++++ Given data ++++
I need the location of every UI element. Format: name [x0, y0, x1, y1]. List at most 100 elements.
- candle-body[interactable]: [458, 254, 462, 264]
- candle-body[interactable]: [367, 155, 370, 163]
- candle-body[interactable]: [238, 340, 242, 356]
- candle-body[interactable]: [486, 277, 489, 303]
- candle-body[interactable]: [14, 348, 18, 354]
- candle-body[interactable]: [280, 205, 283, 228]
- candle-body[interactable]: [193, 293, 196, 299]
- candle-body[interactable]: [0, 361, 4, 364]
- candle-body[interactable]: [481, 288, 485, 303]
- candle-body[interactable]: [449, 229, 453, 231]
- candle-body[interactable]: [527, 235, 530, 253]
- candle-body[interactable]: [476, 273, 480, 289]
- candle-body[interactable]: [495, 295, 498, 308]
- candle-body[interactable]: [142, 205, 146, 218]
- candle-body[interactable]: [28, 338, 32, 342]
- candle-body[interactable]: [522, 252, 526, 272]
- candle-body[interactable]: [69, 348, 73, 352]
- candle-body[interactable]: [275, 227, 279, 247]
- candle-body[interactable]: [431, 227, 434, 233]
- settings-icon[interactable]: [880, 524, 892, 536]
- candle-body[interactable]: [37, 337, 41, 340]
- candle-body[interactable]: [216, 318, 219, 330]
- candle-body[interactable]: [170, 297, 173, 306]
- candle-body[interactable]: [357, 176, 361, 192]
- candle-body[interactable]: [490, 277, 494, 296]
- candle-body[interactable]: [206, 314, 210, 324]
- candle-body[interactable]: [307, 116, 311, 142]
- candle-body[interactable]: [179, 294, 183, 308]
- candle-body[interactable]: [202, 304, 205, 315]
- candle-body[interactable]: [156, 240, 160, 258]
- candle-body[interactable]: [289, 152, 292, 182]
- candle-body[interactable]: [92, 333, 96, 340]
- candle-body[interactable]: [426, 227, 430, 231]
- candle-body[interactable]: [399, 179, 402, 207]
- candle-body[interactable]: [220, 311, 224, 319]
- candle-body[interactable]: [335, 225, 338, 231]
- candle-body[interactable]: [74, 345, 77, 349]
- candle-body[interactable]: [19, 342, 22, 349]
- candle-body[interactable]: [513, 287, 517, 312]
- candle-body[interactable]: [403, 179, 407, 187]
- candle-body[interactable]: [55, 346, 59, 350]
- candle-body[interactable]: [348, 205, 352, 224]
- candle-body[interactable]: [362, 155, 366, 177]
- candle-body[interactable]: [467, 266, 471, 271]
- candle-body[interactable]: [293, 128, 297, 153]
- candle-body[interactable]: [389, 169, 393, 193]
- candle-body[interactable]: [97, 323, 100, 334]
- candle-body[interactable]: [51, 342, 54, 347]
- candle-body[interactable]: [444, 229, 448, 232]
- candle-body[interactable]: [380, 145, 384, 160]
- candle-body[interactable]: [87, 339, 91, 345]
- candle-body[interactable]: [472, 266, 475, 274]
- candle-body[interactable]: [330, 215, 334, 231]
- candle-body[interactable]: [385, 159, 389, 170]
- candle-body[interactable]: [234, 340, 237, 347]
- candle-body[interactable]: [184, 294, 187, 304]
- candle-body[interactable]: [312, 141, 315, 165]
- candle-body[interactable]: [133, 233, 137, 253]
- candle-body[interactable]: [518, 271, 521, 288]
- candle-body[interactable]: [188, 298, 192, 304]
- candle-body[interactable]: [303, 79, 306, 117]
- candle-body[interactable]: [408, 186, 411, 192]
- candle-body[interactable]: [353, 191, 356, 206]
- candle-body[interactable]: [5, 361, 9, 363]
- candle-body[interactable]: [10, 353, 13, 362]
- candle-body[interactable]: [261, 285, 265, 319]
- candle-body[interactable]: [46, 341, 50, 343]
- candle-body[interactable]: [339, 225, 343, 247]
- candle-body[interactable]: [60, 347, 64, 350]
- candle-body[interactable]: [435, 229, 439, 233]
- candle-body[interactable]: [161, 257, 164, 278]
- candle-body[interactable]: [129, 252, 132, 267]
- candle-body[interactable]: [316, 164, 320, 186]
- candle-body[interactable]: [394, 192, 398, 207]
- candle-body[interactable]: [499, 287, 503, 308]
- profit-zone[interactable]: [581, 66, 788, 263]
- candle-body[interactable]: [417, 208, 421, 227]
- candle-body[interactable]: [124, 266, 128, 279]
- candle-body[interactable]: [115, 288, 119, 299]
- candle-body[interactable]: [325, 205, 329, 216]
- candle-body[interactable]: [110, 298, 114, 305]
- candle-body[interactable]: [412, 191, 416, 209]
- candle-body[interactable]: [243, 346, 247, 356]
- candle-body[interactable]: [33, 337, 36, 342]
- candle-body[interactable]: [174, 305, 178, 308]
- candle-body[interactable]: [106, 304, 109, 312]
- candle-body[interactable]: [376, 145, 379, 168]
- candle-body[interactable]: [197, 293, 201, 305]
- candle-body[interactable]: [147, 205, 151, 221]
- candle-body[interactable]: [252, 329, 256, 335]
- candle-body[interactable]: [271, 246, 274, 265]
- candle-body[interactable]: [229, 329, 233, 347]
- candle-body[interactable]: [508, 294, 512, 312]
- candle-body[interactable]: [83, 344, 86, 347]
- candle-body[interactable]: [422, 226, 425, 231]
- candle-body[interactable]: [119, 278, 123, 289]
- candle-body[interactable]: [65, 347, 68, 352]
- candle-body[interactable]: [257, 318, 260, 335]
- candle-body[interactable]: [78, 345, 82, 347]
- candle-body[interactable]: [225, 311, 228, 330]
++++
→ **The task**:
Starting at the top of the data and ending at the line containing "- candle-body[interactable]: [486, 277, 489, 303]", output those lines verbatim.

→ **Reply to the exercise**:
I need the location of every UI element. Format: name [x0, y0, x1, y1]. List at most 100 elements.
- candle-body[interactable]: [458, 254, 462, 264]
- candle-body[interactable]: [367, 155, 370, 163]
- candle-body[interactable]: [238, 340, 242, 356]
- candle-body[interactable]: [486, 277, 489, 303]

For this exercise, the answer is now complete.